**DATASET**

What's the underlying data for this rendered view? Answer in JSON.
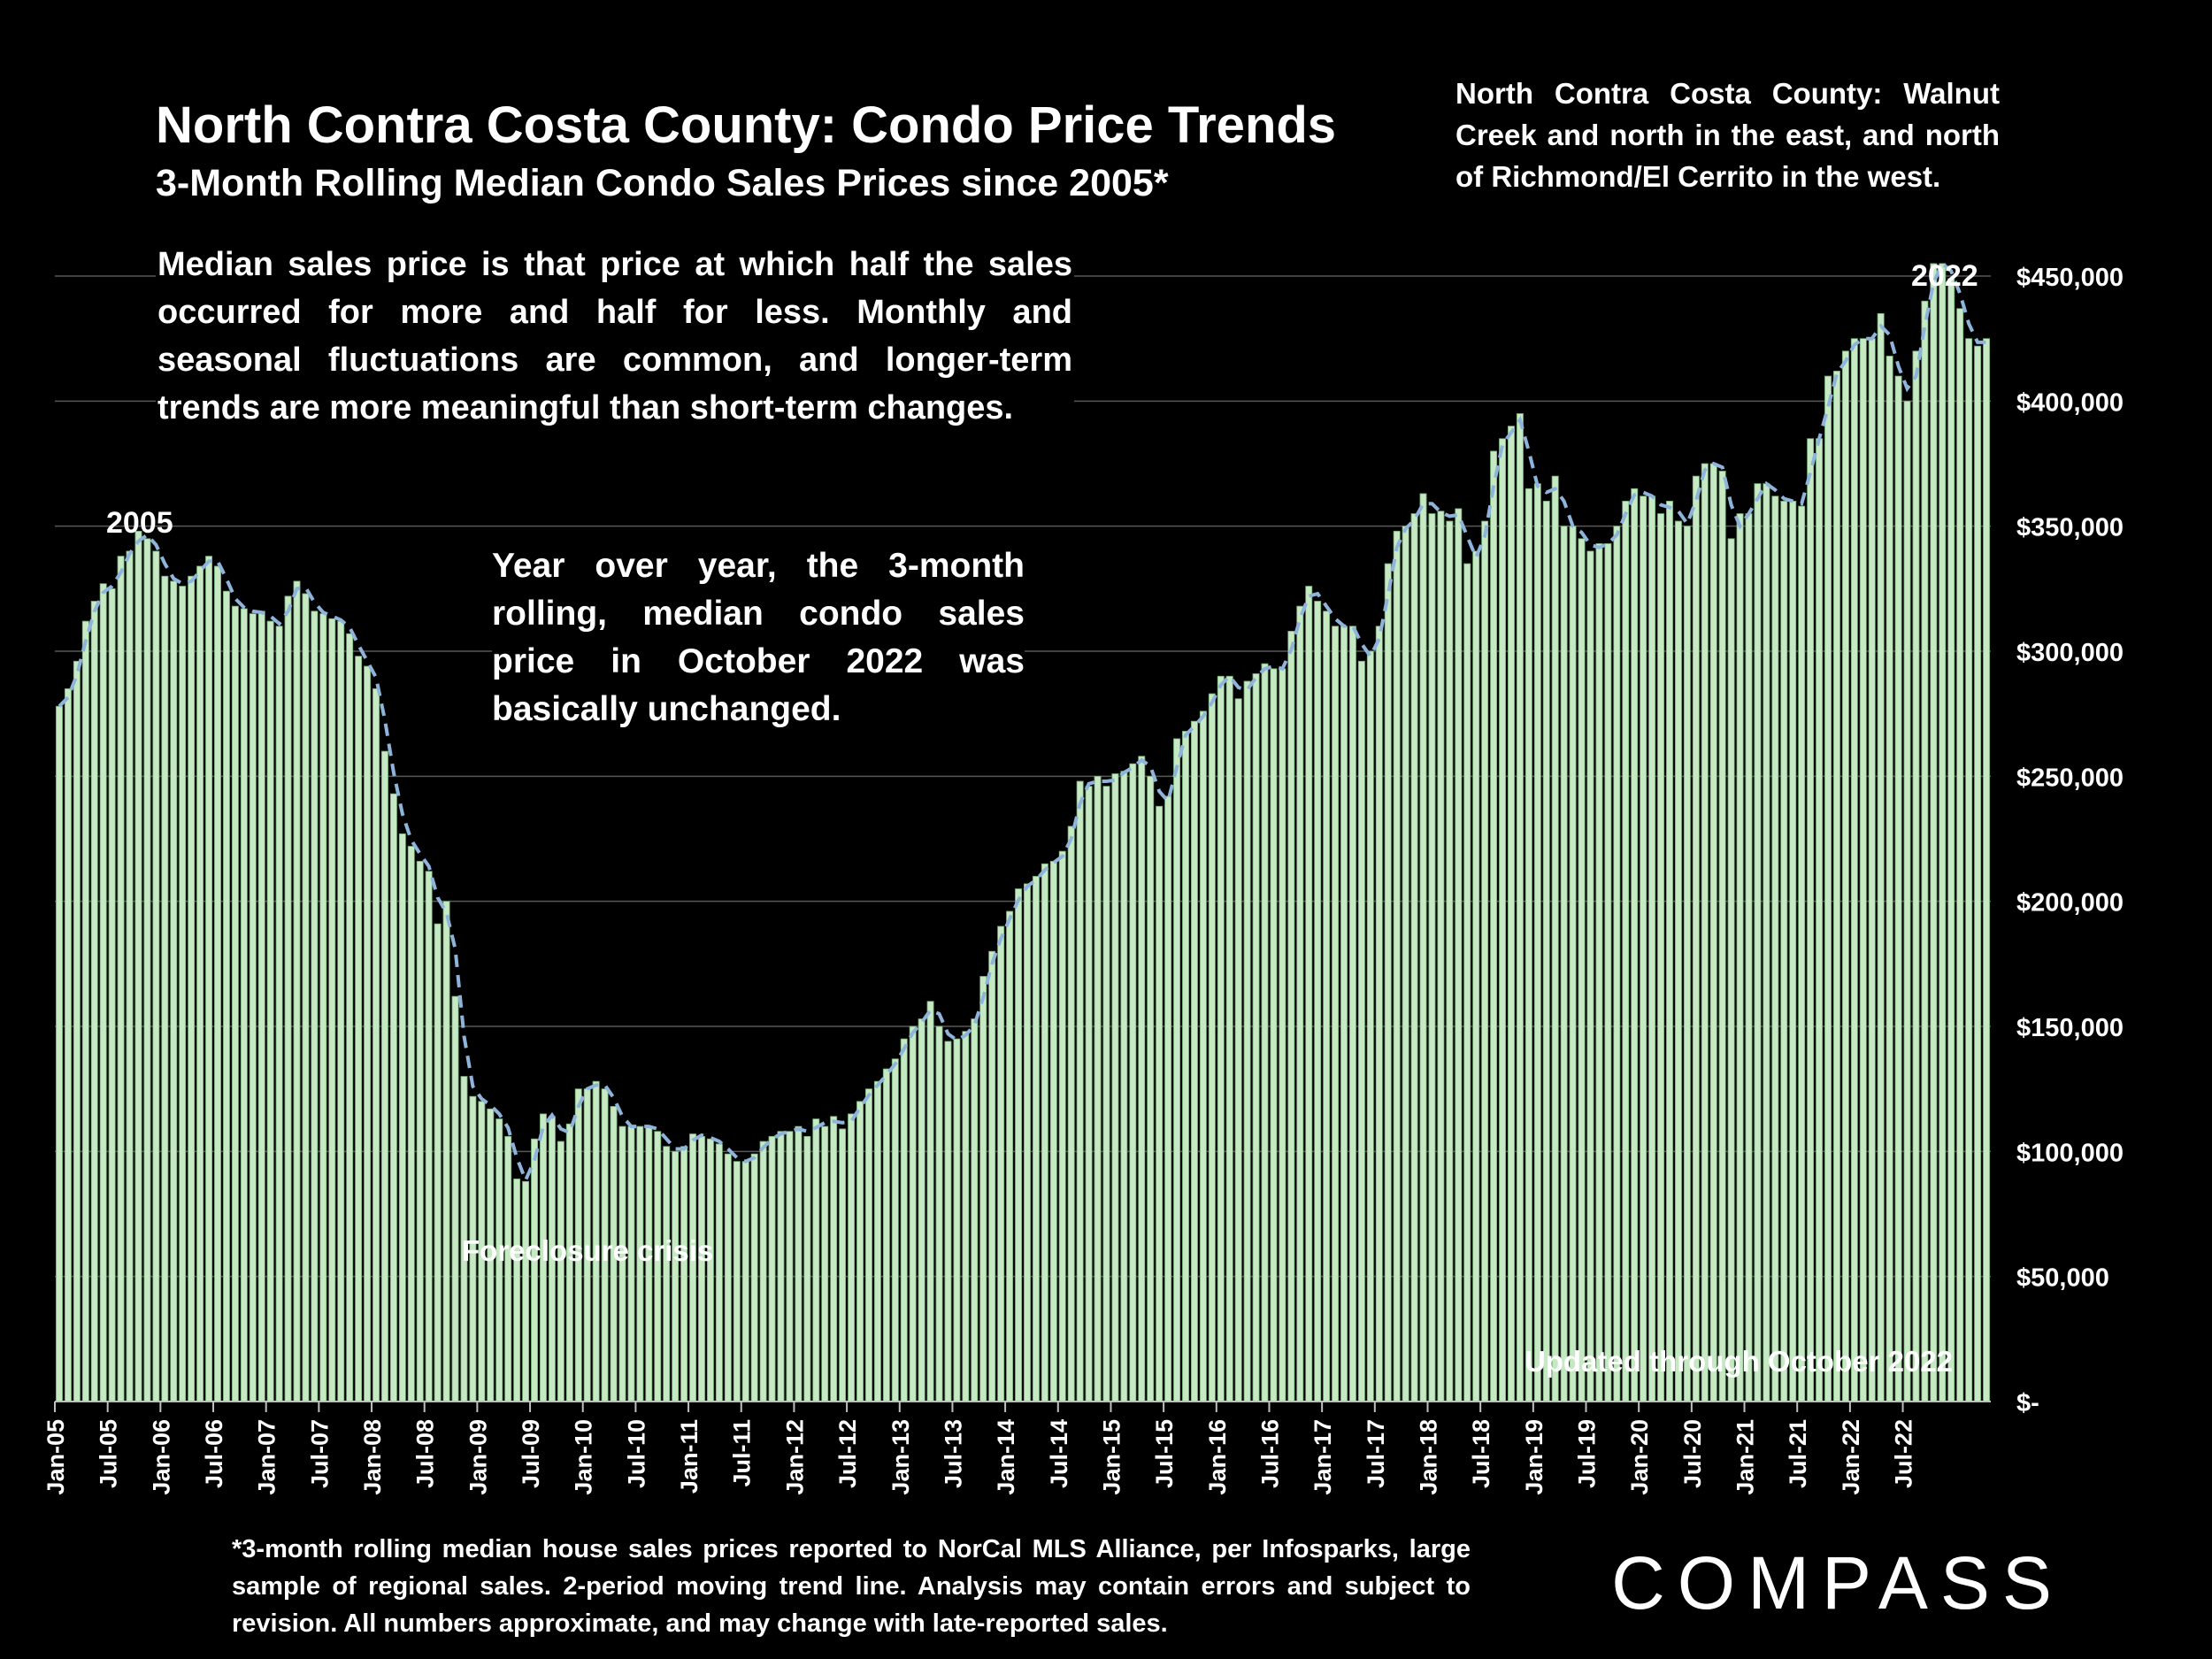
{
  "header": {
    "title": "North Contra Costa County: Condo Price Trends",
    "subtitle": "3-Month Rolling Median Condo Sales Prices since 2005*"
  },
  "notes": {
    "region": "North Contra Costa County: Walnut Creek and north in the east, and north of Richmond/El Cerrito in the west.",
    "median_definition": "Median sales price is that price at which half the sales occurred for more and half for less. Monthly and seasonal fluctuations are common, and longer-term trends are more meaningful than short-term changes.",
    "yoy": "Year over year, the 3-month rolling, median condo sales price in October 2022 was basically unchanged.",
    "footnote": "*3-month rolling median house sales prices reported to NorCal MLS Alliance, per Infosparks, large sample of regional sales. 2-period moving trend line. Analysis may contain errors and subject to revision. All numbers approximate, and may change with late-reported sales."
  },
  "brand": {
    "logo_text": "COMPASS"
  },
  "colors": {
    "bar": "#c6e9c4",
    "bar_edge": "#6fa772",
    "trend": "#8fb4dc",
    "grid": "#595959",
    "background": "#000000"
  },
  "chart_data": {
    "type": "bar",
    "title": "North Contra Costa County: Condo Price Trends",
    "subtitle": "3-Month Rolling Median Condo Sales Prices since 2005*",
    "start": "Jan-05",
    "end": "Oct-22",
    "x_tick_labels": [
      "Jan-05",
      "Jul-05",
      "Jan-06",
      "Jul-06",
      "Jan-07",
      "Jul-07",
      "Jan-08",
      "Jul-08",
      "Jan-09",
      "Jul-09",
      "Jan-10",
      "Jul-10",
      "Jan-11",
      "Jul-11",
      "Jan-12",
      "Jul-12",
      "Jan-13",
      "Jul-13",
      "Jan-14",
      "Jul-14",
      "Jan-15",
      "Jul-15",
      "Jan-16",
      "Jul-16",
      "Jan-17",
      "Jul-17",
      "Jan-18",
      "Jul-18",
      "Jan-19",
      "Jul-19",
      "Jan-20",
      "Jul-20",
      "Jan-21",
      "Jul-21",
      "Jan-22",
      "Jul-22"
    ],
    "y_ticks": [
      0,
      50000,
      100000,
      150000,
      200000,
      250000,
      300000,
      350000,
      400000,
      450000
    ],
    "y_tick_labels": [
      "$-",
      "$50,000",
      "$100,000",
      "$150,000",
      "$200,000",
      "$250,000",
      "$300,000",
      "$350,000",
      "$400,000",
      "$450,000"
    ],
    "ylim": [
      0,
      450000
    ],
    "grid": true,
    "series": [
      {
        "type": "bar",
        "values": [
          278000,
          285000,
          296000,
          312000,
          320000,
          327000,
          325000,
          338000,
          340000,
          348000,
          345000,
          340000,
          330000,
          328000,
          326000,
          330000,
          334000,
          338000,
          334000,
          324000,
          318000,
          317000,
          315000,
          316000,
          312000,
          310000,
          322000,
          328000,
          323000,
          316000,
          315000,
          313000,
          312000,
          307000,
          298000,
          294000,
          285000,
          260000,
          243000,
          227000,
          222000,
          216000,
          212000,
          191000,
          200000,
          162000,
          130000,
          122000,
          120000,
          117000,
          113000,
          106000,
          89000,
          88000,
          105000,
          115000,
          114000,
          104000,
          111000,
          125000,
          125000,
          128000,
          125000,
          118000,
          110000,
          110000,
          110000,
          110000,
          108000,
          102000,
          100000,
          102000,
          107000,
          106000,
          105000,
          103000,
          99000,
          96000,
          96000,
          99000,
          104000,
          106000,
          108000,
          108000,
          110000,
          106000,
          113000,
          110000,
          114000,
          109000,
          115000,
          120000,
          125000,
          128000,
          133000,
          137000,
          145000,
          150000,
          153000,
          160000,
          150000,
          144000,
          145000,
          148000,
          153000,
          170000,
          180000,
          190000,
          196000,
          205000,
          207000,
          210000,
          215000,
          216000,
          220000,
          230000,
          248000,
          246000,
          250000,
          246000,
          251000,
          252000,
          255000,
          258000,
          250000,
          238000,
          242000,
          265000,
          268000,
          272000,
          276000,
          283000,
          290000,
          290000,
          281000,
          288000,
          291000,
          295000,
          293000,
          293000,
          308000,
          318000,
          326000,
          320000,
          316000,
          310000,
          310000,
          310000,
          296000,
          300000,
          310000,
          335000,
          348000,
          350000,
          355000,
          363000,
          355000,
          356000,
          352000,
          357000,
          335000,
          340000,
          352000,
          380000,
          385000,
          390000,
          395000,
          365000,
          367000,
          360000,
          370000,
          350000,
          350000,
          345000,
          340000,
          343000,
          343000,
          350000,
          360000,
          365000,
          362000,
          362000,
          355000,
          360000,
          352000,
          350000,
          370000,
          375000,
          375000,
          372000,
          345000,
          355000,
          355000,
          367000,
          367000,
          362000,
          360000,
          360000,
          358000,
          385000,
          385000,
          410000,
          412000,
          420000,
          425000,
          425000,
          425000,
          435000,
          418000,
          410000,
          400000,
          420000,
          440000,
          455000,
          455000,
          449000,
          437000,
          425000,
          422000,
          425000
        ]
      },
      {
        "type": "line",
        "style": "dashed",
        "values": [
          278000,
          281500,
          290500,
          304000,
          316000,
          323500,
          326000,
          331500,
          339000,
          344000,
          346500,
          342500,
          335000,
          329000,
          327000,
          328000,
          332000,
          336000,
          336000,
          329000,
          321000,
          317500,
          316000,
          315500,
          314000,
          311000,
          316000,
          325000,
          325500,
          319500,
          315500,
          314000,
          312500,
          309500,
          302500,
          296000,
          289500,
          272500,
          251500,
          235000,
          224500,
          219000,
          214000,
          201500,
          195500,
          181000,
          146000,
          126000,
          121000,
          118500,
          115000,
          109500,
          97500,
          88500,
          96500,
          110000,
          114500,
          109000,
          107500,
          118000,
          125000,
          126500,
          126500,
          121500,
          114000,
          110000,
          110000,
          110000,
          109000,
          105000,
          101000,
          101000,
          104500,
          106500,
          105500,
          104000,
          101000,
          97500,
          96000,
          97500,
          101500,
          105000,
          107000,
          108000,
          109000,
          108000,
          109500,
          111500,
          112000,
          111500,
          112000,
          117500,
          122500,
          126500,
          130500,
          135000,
          141000,
          147500,
          151500,
          156500,
          155000,
          147000,
          144500,
          146500,
          150500,
          161500,
          175000,
          185000,
          193000,
          200500,
          206000,
          208500,
          212500,
          215500,
          218000,
          225000,
          239000,
          247000,
          248000,
          248000,
          248500,
          251500,
          253500,
          256500,
          254000,
          244000,
          240000,
          253500,
          266500,
          270000,
          274000,
          279500,
          286500,
          290000,
          285500,
          284500,
          289500,
          293000,
          294000,
          293000,
          300500,
          313000,
          322000,
          323000,
          318000,
          313000,
          310000,
          310000,
          303000,
          298000,
          305000,
          322500,
          341500,
          349000,
          352500,
          359000,
          359000,
          355500,
          354000,
          354500,
          346000,
          337500,
          346000,
          366000,
          382500,
          387500,
          392500,
          380000,
          366000,
          363500,
          365000,
          360000,
          350000,
          347500,
          342500,
          341500,
          343000,
          346500,
          355000,
          362500,
          363500,
          362000,
          358500,
          357500,
          356000,
          351000,
          360000,
          372500,
          375000,
          373500,
          358500,
          350000,
          355000,
          361000,
          367000,
          364500,
          361000,
          360000,
          359000,
          371500,
          385000,
          397500,
          411000,
          416000,
          422500,
          425000,
          425000,
          430000,
          426500,
          414000,
          405000,
          410000,
          430000,
          447500,
          455000,
          452000,
          443000,
          431000,
          423500,
          423500
        ]
      }
    ],
    "annotations": [
      "2005",
      "2022",
      "Foreclosure crisis",
      "Updated through October 2022"
    ]
  }
}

**YOUR INSTRUCTIONS**
Using the listing above, pull out all lines that hold the word "October".

**RESPONSE BELOW**
    "yoy": "Year over year, the 3-month rolling, median condo sales price in October 2022 was basically unchanged.",
      "Updated through October 2022"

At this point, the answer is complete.